PROVIDED RECORDS
** BEGIN **

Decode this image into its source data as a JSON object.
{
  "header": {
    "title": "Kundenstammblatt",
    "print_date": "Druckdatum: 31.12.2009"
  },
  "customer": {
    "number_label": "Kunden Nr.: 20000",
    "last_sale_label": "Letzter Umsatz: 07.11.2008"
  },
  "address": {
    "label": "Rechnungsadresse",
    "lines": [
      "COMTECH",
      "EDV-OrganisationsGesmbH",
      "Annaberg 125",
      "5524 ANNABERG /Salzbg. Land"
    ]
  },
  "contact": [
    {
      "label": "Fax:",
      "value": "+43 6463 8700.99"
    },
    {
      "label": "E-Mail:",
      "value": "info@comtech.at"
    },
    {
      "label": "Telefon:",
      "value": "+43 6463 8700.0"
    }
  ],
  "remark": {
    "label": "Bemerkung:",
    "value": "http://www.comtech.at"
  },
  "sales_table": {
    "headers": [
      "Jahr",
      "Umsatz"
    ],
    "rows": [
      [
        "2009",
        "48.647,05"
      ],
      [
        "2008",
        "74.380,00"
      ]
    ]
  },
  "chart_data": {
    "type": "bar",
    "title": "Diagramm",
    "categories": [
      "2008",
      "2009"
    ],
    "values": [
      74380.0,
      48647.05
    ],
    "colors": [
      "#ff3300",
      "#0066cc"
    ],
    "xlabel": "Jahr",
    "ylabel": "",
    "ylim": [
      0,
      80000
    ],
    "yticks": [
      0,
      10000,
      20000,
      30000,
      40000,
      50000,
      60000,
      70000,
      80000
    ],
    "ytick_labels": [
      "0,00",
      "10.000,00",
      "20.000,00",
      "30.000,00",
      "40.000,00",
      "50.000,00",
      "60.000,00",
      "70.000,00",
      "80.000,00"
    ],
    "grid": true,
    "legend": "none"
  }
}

** END **
** BEGIN **

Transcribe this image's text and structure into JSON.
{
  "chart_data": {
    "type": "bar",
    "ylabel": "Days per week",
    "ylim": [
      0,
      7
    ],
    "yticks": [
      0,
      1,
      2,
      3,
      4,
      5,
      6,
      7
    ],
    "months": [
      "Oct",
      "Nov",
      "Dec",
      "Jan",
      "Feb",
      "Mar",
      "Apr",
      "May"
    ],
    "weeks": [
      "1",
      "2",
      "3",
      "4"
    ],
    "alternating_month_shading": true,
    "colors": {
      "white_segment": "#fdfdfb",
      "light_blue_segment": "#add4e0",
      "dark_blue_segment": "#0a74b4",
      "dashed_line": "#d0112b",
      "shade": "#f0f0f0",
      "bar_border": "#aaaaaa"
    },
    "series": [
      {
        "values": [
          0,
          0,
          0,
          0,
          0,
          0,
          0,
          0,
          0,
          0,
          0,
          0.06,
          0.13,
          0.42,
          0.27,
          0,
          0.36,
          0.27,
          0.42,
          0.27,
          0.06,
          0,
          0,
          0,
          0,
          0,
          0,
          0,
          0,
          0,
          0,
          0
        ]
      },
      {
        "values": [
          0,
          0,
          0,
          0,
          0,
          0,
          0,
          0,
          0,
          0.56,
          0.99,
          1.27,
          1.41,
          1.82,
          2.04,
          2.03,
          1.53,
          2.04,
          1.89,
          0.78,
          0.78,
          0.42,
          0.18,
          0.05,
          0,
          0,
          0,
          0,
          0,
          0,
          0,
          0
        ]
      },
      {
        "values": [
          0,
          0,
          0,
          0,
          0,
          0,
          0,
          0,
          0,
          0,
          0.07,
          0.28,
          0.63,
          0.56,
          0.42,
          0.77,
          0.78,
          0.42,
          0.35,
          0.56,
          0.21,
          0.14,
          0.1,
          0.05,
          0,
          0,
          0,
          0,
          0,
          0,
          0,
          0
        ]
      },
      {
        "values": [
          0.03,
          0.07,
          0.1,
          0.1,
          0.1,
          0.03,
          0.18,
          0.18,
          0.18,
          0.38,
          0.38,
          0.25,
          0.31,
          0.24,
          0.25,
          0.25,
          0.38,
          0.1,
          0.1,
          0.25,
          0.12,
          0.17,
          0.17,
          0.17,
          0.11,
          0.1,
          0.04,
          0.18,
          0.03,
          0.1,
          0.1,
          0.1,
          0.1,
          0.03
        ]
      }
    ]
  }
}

** END **

DESCRIPTION OF THE TASK
Gather all lines with the string "image" from the data.

THE RESPONSE
Decode this image into its source data as a JSON object.
Transcribe this image's text and structure into JSON.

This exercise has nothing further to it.